Collect every line of the records below that contains the word "捏大瓶能使小瓶下沉".

────────────────

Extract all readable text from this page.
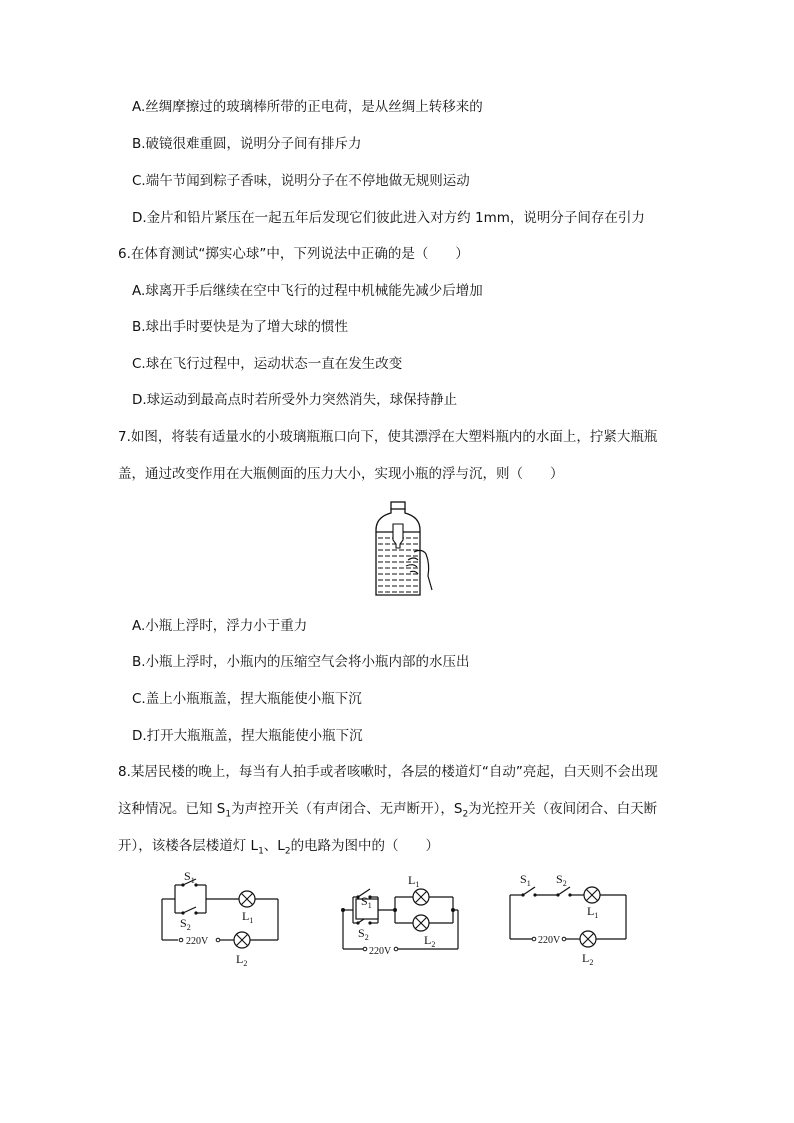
A.丝绸摩擦过的玻璃棒所带的正电荷，是从丝绸上转移来的
B.破镜很难重圆，说明分子间有排斥力
C.端午节闻到粽子香味，说明分子在不停地做无规则运动
D.金片和铅片紧压在一起五年后发现它们彼此进入对方约 1mm，说明分子间存在引力
6.在体育测试“掷实心球”中，下列说法中正确的是（　　）
A.球离开手后继续在空中飞行的过程中机械能先减少后增加
B.球出手时要快是为了增大球的惯性
C.球在飞行过程中，运动状态一直在发生改变
D.球运动到最高点时若所受外力突然消失，球保持静止
7.如图，将装有适量水的小玻璃瓶瓶口向下，使其漂浮在大塑料瓶内的水面上，拧紧大瓶瓶
盖，通过改变作用在大瓶侧面的压力大小，实现小瓶的浮与沉，则（　　）
A.小瓶上浮时，浮力小于重力
B.小瓶上浮时，小瓶内的压缩空气会将小瓶内部的水压出
C.盖上小瓶瓶盖，捏大瓶能使小瓶下沉
D.打开大瓶瓶盖，捏大瓶能使小瓶下沉
8.某居民楼的晚上，每当有人拍手或者咳嗽时，各层的楼道灯“自动”亮起，白天则不会出现
这种情况。已知 $S_1$为声控开关（有声闭合、无声断开），$S_2$为光控开关（夜间闭合、白天断
开），该楼各层楼道灯 $L_1$、$L_2$的电路为图中的（　　）
$S_1$
$S_2$
$L_1$
220V
$L_2$
$S_1$
$S_2$
$L_1$
$L_2$
220V
$S_1$ $S_2$
$L_1$
220V
$L_2$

────────────────

TASK RESULT.
C.盖上小瓶瓶盖，捏大瓶能使小瓶下沉
D.打开大瓶瓶盖，捏大瓶能使小瓶下沉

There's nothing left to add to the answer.